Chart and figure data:

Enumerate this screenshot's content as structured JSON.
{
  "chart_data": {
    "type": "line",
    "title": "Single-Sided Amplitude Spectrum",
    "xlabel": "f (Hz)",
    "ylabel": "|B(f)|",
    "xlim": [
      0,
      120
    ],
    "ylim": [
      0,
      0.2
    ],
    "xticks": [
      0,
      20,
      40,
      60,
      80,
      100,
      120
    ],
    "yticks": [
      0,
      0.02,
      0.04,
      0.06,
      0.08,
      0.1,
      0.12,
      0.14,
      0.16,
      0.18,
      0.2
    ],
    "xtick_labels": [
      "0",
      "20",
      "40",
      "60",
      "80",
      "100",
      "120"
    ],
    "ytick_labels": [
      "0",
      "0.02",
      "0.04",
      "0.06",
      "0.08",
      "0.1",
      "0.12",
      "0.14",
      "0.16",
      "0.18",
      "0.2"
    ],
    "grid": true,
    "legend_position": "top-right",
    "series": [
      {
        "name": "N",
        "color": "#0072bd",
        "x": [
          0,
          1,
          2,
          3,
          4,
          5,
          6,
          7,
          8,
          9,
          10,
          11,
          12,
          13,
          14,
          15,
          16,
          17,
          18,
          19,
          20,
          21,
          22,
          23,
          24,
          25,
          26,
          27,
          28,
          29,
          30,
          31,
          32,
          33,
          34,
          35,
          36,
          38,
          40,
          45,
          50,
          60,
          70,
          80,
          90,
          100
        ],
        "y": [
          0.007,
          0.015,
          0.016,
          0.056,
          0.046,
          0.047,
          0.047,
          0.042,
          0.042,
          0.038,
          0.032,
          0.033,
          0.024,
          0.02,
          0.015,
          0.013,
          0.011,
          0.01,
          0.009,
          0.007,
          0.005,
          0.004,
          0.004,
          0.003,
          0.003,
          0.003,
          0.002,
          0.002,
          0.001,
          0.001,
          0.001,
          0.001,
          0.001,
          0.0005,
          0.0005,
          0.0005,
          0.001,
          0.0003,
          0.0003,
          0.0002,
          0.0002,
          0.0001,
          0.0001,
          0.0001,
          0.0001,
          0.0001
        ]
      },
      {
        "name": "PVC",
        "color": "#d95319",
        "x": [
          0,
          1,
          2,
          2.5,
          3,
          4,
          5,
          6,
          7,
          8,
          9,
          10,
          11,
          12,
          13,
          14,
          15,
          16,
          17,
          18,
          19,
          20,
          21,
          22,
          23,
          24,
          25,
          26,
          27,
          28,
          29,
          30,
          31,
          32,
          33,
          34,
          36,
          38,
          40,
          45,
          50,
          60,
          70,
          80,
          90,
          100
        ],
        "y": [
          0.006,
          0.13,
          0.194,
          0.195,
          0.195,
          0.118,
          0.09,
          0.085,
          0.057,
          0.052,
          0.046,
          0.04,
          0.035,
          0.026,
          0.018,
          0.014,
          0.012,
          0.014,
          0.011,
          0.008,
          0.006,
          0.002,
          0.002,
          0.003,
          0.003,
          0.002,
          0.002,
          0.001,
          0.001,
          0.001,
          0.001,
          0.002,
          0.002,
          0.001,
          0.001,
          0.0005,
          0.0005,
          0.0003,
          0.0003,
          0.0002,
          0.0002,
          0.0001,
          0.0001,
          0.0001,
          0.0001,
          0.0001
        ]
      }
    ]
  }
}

§ **The request**
All of the entries must be written out exactly as they stand.

§ **Task response**
Enumerate this screenshot's content as structured JSON.
{
  "chart_data": {
    "type": "line",
    "title": "Single-Sided Amplitude Spectrum",
    "xlabel": "f (Hz)",
    "ylabel": "|B(f)|",
    "xlim": [
      0,
      120
    ],
    "ylim": [
      0,
      0.2
    ],
    "xticks": [
      0,
      20,
      40,
      60,
      80,
      100,
      120
    ],
    "yticks": [
      0,
      0.02,
      0.04,
      0.06,
      0.08,
      0.1,
      0.12,
      0.14,
      0.16,
      0.18,
      0.2
    ],
    "xtick_labels": [
      "0",
      "20",
      "40",
      "60",
      "80",
      "100",
      "120"
    ],
    "ytick_labels": [
      "0",
      "0.02",
      "0.04",
      "0.06",
      "0.08",
      "0.1",
      "0.12",
      "0.14",
      "0.16",
      "0.18",
      "0.2"
    ],
    "grid": true,
    "legend_position": "top-right",
    "series": [
      {
        "name": "N",
        "color": "#0072bd",
        "x": [
          0,
          1,
          2,
          3,
          4,
          5,
          6,
          7,
          8,
          9,
          10,
          11,
          12,
          13,
          14,
          15,
          16,
          17,
          18,
          19,
          20,
          21,
          22,
          23,
          24,
          25,
          26,
          27,
          28,
          29,
          30,
          31,
          32,
          33,
          34,
          35,
          36,
          38,
          40,
          45,
          50,
          60,
          70,
          80,
          90,
          100
        ],
        "y": [
          0.007,
          0.015,
          0.016,
          0.056,
          0.046,
          0.047,
          0.047,
          0.042,
          0.042,
          0.038,
          0.032,
          0.033,
          0.024,
          0.02,
          0.015,
          0.013,
          0.011,
          0.01,
          0.009,
          0.007,
          0.005,
          0.004,
          0.004,
          0.003,
          0.003,
          0.003,
          0.002,
          0.002,
          0.001,
          0.001,
          0.001,
          0.001,
          0.001,
          0.0005,
          0.0005,
          0.0005,
          0.001,
          0.0003,
          0.0003,
          0.0002,
          0.0002,
          0.0001,
          0.0001,
          0.0001,
          0.0001,
          0.0001
        ]
      },
      {
        "name": "PVC",
        "color": "#d95319",
        "x": [
          0,
          1,
          2,
          2.5,
          3,
          4,
          5,
          6,
          7,
          8,
          9,
          10,
          11,
          12,
          13,
          14,
          15,
          16,
          17,
          18,
          19,
          20,
          21,
          22,
          23,
          24,
          25,
          26,
          27,
          28,
          29,
          30,
          31,
          32,
          33,
          34,
          36,
          38,
          40,
          45,
          50,
          60,
          70,
          80,
          90,
          100
        ],
        "y": [
          0.006,
          0.13,
          0.194,
          0.195,
          0.195,
          0.118,
          0.09,
          0.085,
          0.057,
          0.052,
          0.046,
          0.04,
          0.035,
          0.026,
          0.018,
          0.014,
          0.012,
          0.014,
          0.011,
          0.008,
          0.006,
          0.002,
          0.002,
          0.003,
          0.003,
          0.002,
          0.002,
          0.001,
          0.001,
          0.001,
          0.001,
          0.002,
          0.002,
          0.001,
          0.001,
          0.0005,
          0.0005,
          0.0003,
          0.0003,
          0.0002,
          0.0002,
          0.0001,
          0.0001,
          0.0001,
          0.0001,
          0.0001
        ]
      }
    ]
  }
}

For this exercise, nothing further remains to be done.